* begin RECORD EXTRACTS *

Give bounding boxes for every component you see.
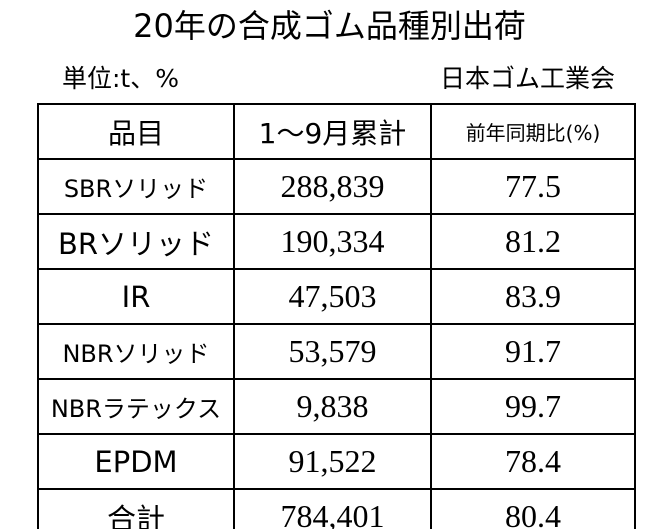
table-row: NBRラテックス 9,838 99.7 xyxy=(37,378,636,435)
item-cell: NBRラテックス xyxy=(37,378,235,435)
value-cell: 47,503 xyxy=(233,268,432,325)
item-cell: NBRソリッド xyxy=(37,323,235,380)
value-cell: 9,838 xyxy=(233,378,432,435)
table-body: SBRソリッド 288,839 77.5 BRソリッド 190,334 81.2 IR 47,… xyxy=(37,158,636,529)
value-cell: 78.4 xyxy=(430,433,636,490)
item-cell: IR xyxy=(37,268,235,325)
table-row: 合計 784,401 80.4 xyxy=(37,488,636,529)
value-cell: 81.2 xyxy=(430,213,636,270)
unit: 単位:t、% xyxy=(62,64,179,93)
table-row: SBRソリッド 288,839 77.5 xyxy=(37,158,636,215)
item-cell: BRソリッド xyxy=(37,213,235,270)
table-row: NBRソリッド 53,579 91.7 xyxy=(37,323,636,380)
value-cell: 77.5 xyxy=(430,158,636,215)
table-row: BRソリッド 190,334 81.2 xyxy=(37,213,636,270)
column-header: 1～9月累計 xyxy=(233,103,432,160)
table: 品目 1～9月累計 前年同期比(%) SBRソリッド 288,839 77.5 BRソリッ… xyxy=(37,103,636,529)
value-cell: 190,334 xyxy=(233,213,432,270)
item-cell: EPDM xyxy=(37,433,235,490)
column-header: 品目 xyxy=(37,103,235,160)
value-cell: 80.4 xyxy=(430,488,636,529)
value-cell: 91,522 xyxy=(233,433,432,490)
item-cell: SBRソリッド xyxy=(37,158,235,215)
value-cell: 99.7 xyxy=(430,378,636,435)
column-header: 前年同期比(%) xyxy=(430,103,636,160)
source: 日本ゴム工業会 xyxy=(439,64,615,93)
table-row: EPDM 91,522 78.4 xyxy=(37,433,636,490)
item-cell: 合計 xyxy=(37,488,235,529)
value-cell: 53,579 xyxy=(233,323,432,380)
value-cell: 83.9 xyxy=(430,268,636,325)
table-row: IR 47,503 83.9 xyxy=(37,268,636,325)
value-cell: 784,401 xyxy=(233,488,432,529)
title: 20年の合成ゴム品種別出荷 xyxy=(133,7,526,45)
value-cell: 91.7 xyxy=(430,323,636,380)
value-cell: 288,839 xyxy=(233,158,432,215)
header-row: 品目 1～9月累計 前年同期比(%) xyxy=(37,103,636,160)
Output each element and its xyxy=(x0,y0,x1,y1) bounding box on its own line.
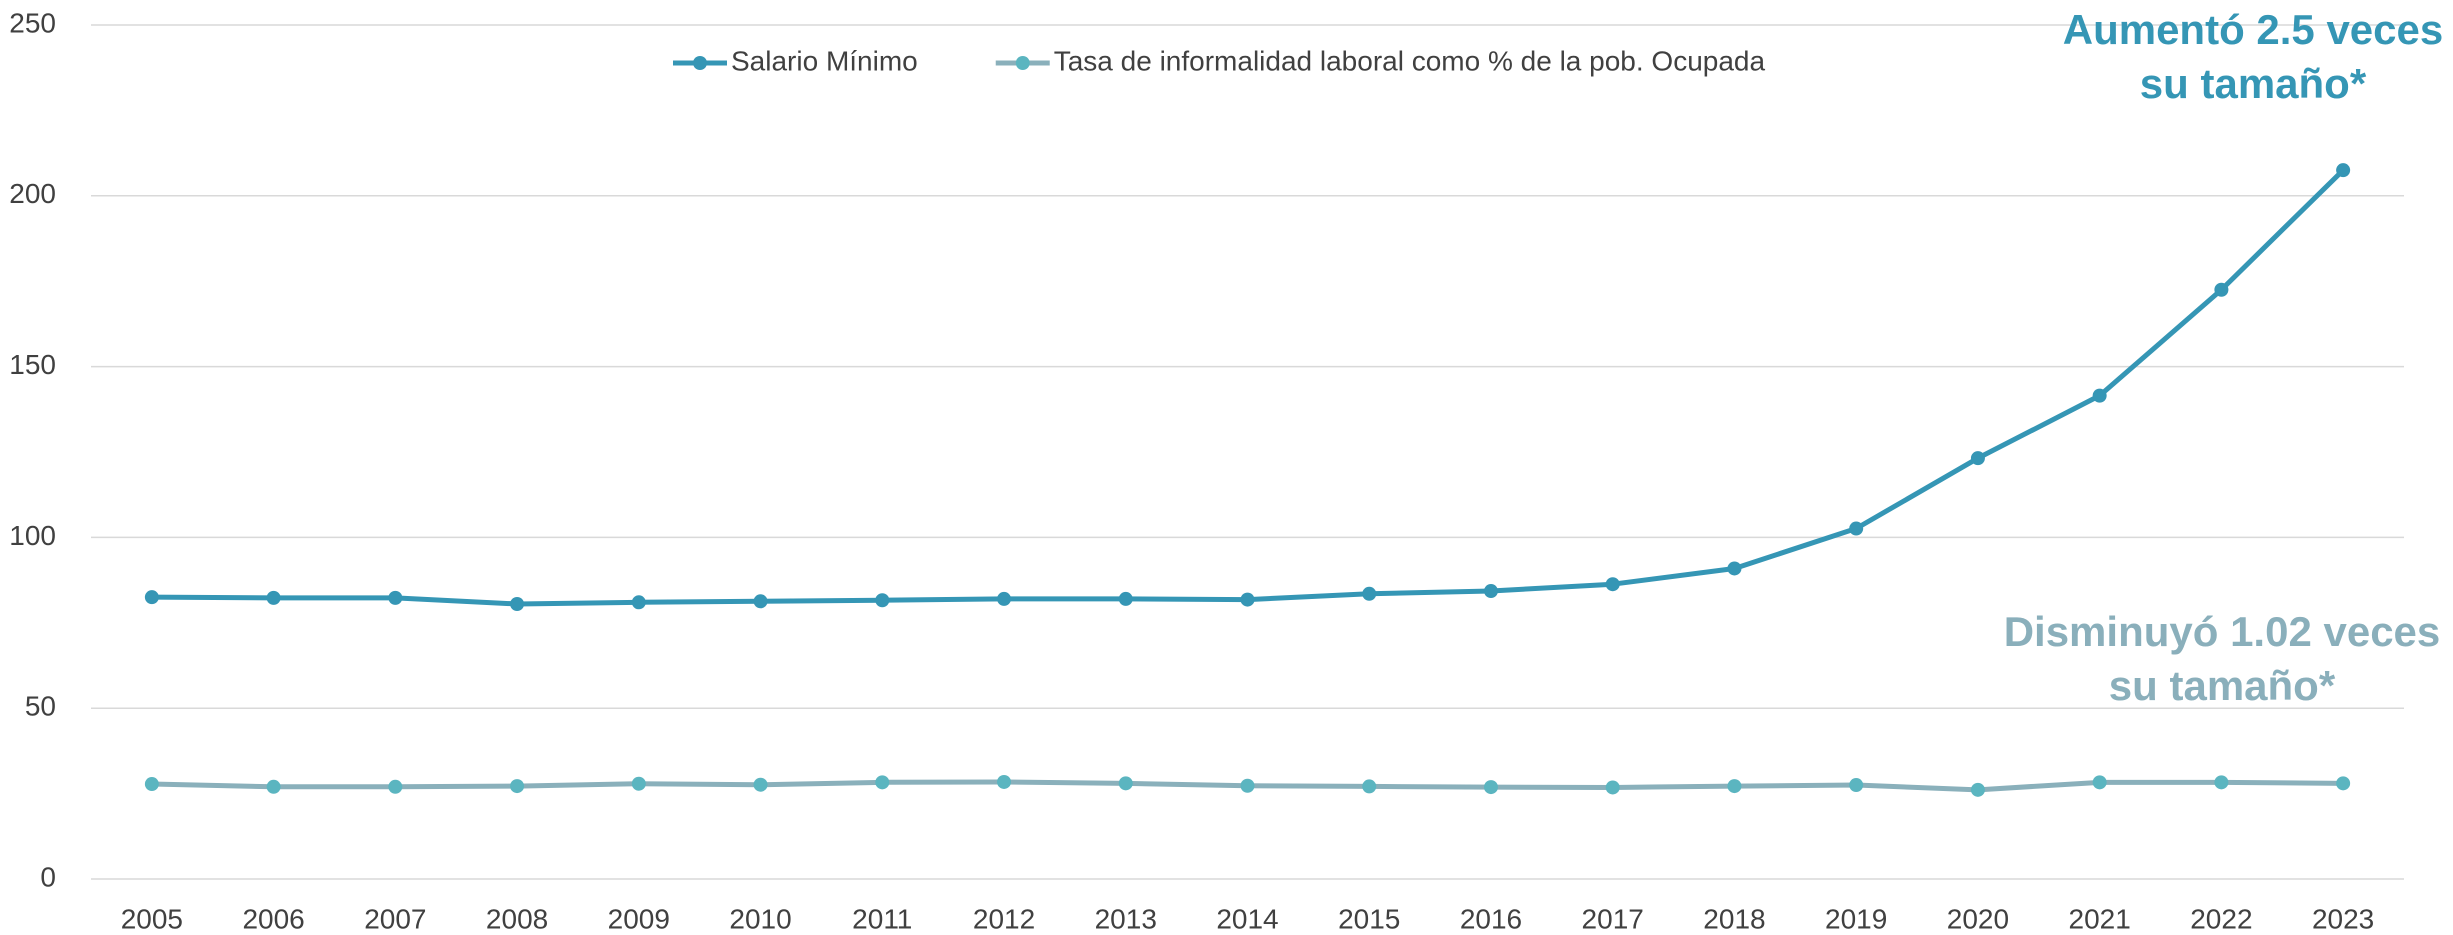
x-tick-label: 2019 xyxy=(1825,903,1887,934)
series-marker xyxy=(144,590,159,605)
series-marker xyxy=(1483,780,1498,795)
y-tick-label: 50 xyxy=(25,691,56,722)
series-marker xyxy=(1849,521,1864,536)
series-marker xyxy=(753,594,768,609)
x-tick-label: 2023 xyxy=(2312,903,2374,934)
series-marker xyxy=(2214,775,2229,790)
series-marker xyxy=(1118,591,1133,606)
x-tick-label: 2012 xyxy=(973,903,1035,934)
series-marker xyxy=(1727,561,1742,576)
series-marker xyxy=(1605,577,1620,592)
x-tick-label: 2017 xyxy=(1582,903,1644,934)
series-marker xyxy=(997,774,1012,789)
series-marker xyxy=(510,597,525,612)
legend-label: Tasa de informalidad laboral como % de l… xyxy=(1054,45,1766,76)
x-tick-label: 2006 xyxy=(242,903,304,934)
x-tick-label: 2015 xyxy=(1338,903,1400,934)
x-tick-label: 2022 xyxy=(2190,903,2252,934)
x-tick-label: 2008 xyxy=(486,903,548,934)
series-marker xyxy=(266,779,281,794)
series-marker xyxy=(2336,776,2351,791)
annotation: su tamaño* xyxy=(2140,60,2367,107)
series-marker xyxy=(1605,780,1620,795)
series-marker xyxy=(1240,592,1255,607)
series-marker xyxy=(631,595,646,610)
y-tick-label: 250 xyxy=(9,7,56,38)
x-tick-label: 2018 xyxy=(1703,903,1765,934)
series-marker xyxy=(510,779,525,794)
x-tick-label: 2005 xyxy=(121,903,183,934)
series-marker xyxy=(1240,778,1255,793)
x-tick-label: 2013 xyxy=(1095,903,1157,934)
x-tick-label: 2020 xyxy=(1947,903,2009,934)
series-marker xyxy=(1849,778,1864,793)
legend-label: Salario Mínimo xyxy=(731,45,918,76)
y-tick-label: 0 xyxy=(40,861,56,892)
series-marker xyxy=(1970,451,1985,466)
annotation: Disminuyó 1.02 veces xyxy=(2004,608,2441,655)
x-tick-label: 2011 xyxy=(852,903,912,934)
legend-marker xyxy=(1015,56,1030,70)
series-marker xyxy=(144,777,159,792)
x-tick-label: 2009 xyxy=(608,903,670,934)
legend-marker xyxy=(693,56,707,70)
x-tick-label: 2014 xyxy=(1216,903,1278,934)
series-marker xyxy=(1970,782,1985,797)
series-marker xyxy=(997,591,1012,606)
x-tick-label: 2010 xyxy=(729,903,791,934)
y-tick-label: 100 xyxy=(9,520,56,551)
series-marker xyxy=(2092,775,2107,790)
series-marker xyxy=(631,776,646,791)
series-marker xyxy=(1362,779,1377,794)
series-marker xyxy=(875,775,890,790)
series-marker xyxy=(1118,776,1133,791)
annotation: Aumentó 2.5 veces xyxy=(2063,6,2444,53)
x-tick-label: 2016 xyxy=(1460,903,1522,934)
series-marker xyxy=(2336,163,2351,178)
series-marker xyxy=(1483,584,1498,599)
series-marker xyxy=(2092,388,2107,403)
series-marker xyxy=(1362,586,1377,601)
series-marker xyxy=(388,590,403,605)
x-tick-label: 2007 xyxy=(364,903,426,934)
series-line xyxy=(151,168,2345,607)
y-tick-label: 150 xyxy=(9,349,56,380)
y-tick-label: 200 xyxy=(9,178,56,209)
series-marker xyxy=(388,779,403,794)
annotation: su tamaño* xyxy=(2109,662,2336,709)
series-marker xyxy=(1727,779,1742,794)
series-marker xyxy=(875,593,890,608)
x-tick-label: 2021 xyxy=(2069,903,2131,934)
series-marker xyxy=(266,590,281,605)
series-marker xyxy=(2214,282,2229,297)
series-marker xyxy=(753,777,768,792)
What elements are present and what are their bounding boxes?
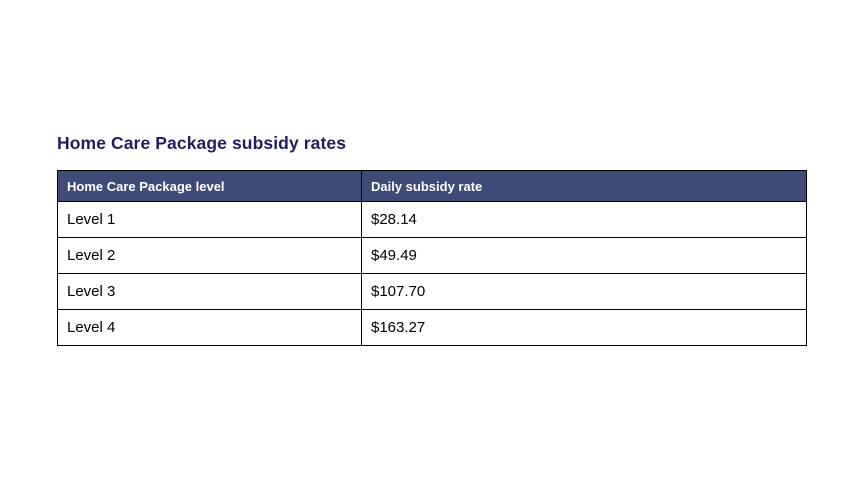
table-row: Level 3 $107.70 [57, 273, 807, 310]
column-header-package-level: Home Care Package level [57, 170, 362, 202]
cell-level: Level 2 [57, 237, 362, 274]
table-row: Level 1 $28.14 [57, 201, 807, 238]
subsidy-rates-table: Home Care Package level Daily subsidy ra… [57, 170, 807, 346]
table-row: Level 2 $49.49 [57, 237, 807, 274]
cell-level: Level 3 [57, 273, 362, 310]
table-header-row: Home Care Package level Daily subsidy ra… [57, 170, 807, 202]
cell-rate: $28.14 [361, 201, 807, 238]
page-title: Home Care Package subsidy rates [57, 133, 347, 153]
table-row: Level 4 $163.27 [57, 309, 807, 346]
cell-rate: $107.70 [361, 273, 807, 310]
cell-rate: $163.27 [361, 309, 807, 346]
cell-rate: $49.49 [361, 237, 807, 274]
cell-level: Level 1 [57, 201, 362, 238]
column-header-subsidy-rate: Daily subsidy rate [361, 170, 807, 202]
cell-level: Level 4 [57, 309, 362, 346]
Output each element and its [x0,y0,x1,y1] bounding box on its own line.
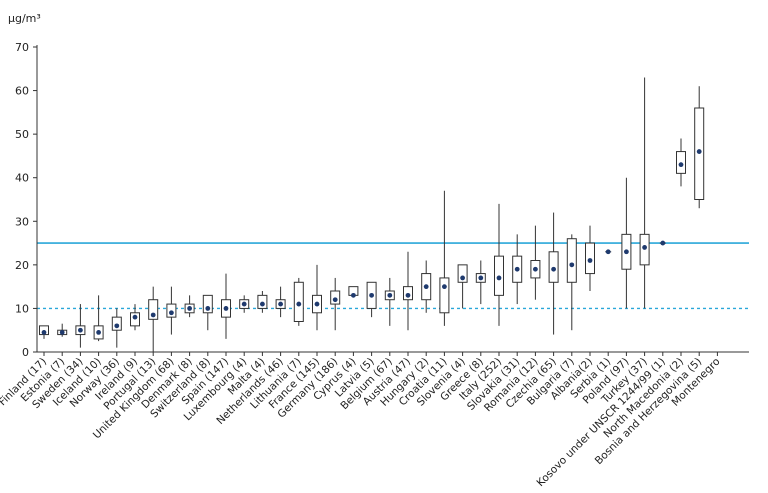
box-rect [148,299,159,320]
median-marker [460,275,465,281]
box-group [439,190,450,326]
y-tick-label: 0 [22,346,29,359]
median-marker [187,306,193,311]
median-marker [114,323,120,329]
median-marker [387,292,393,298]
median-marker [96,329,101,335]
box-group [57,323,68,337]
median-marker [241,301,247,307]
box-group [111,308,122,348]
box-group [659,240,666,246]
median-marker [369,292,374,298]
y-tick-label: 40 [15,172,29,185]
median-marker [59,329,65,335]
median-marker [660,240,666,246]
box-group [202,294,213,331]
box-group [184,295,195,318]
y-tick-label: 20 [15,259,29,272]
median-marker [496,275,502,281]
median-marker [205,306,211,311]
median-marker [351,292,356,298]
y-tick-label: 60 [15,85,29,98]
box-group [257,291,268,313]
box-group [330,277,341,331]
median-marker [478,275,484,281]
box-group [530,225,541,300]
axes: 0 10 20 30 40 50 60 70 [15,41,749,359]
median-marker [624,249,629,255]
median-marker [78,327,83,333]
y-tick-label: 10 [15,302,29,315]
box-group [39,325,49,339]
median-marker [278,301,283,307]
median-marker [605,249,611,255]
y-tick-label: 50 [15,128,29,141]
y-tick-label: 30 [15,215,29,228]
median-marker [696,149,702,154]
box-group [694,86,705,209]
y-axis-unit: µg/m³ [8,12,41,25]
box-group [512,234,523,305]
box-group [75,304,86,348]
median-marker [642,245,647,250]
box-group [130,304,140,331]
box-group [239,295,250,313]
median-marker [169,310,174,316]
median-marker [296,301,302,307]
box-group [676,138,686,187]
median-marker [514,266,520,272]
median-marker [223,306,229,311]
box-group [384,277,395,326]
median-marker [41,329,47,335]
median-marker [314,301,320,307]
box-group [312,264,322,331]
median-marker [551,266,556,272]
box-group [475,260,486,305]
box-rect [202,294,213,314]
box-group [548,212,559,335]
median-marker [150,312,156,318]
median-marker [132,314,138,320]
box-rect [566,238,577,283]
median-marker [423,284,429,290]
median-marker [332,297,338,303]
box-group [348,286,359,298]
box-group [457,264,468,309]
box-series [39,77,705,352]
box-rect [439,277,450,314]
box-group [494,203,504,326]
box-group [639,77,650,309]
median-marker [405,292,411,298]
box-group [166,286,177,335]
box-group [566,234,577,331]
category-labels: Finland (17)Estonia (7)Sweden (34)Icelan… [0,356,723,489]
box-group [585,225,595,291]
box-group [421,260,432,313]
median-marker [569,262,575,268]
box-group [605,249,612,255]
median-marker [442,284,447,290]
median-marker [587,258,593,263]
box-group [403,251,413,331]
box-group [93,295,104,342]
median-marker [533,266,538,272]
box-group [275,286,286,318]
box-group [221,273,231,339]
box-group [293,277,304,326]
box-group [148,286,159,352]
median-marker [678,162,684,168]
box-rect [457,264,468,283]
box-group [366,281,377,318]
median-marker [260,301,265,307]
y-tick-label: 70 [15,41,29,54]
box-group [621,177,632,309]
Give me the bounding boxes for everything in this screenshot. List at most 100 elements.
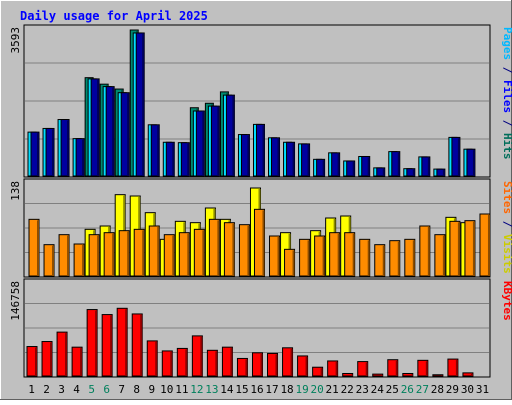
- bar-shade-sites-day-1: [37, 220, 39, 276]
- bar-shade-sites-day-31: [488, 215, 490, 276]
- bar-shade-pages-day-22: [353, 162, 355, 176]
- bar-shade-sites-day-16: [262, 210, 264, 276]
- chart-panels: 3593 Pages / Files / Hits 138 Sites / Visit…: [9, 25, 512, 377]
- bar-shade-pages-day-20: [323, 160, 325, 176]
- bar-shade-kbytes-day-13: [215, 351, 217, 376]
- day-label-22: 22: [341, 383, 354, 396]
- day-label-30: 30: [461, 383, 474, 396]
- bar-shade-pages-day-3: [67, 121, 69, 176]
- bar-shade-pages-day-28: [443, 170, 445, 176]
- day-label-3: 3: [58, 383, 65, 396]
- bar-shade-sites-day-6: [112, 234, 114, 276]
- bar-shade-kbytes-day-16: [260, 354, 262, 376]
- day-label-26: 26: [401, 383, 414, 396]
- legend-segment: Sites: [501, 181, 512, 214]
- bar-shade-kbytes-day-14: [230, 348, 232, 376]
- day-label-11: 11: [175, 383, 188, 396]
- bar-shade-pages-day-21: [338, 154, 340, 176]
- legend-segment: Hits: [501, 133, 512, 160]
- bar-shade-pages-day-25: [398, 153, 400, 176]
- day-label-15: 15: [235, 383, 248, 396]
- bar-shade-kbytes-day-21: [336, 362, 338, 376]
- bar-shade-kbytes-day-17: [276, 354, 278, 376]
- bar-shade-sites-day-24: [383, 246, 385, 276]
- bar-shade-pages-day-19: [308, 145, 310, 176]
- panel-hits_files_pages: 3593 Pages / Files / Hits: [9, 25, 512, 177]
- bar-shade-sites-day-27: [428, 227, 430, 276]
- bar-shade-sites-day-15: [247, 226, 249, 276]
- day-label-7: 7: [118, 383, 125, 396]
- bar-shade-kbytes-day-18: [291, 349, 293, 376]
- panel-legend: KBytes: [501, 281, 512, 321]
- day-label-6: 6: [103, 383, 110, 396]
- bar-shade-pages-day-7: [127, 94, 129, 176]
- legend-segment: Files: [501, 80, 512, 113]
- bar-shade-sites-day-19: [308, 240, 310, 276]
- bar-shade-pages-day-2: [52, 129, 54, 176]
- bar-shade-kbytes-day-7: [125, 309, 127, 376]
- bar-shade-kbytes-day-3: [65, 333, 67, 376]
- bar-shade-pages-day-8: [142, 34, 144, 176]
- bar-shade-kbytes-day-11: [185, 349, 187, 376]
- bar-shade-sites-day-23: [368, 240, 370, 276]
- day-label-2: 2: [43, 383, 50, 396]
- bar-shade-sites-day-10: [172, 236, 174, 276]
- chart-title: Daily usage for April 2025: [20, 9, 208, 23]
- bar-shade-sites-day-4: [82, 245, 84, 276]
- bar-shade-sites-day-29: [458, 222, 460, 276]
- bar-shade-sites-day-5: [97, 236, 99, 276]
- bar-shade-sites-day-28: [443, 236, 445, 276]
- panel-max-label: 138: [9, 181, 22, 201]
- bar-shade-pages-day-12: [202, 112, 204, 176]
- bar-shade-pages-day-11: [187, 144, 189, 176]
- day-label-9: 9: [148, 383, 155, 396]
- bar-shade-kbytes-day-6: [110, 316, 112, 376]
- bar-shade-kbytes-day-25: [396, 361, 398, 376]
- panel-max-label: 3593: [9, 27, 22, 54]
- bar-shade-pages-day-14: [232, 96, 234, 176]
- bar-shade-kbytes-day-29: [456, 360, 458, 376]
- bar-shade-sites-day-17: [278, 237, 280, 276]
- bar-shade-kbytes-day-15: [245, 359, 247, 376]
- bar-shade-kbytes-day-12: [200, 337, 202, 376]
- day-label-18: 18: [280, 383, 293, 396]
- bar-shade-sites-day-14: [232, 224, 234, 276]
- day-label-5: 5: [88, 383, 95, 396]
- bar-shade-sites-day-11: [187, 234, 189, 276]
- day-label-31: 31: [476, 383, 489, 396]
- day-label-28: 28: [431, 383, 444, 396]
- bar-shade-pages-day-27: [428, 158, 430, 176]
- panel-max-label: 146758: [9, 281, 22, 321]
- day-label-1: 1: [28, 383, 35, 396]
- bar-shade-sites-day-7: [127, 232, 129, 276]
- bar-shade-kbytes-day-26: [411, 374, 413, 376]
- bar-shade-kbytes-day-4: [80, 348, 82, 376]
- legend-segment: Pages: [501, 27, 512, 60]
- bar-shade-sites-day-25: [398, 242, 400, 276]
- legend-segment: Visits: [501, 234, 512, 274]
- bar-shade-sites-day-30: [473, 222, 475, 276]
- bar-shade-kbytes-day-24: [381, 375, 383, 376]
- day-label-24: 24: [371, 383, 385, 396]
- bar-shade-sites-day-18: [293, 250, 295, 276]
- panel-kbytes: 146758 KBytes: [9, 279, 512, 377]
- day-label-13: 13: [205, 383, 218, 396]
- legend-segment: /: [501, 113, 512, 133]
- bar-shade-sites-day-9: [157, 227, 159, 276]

* end RECORD EXTRACTS *

:: DIRECTIONS ::
Could you rewrite the records from the line holding "box-rect [148,299,159,320]" through the line holding "median-marker [59,329,65,335]", inclusive, with every "median-marker" changed to "median-point" and nothing else altered?

:: WORKED ANSWER ::
box-rect [148,299,159,320]
median-point [460,275,465,281]
box-group [439,190,450,326]
y-tick-label: 0 [22,346,29,359]
median-point [187,306,193,311]
median-point [114,323,120,329]
median-point [387,292,393,298]
median-point [96,329,101,335]
box-group [57,323,68,337]
median-point [241,301,247,307]
box-group [111,308,122,348]
box-group [659,240,666,246]
median-point [369,292,374,298]
y-tick-label: 40 [15,172,29,185]
median-point [59,329,65,335]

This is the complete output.